SET EXERCISE
Below are some records. Pull every line that contains the word "reactor".

SUPPLIED RECORDS
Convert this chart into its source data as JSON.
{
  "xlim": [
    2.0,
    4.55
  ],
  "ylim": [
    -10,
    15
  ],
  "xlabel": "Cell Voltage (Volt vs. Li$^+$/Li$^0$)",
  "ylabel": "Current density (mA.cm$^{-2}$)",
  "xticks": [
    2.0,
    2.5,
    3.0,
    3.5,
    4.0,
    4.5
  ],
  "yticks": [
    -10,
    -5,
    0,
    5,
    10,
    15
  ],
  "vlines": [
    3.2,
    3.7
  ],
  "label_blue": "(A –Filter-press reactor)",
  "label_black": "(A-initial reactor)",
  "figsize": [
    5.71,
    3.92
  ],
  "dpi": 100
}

REPLY TO THE TASK
  "label_blue": "(A –Filter-press reactor)",
  "label_black": "(A-initial reactor)",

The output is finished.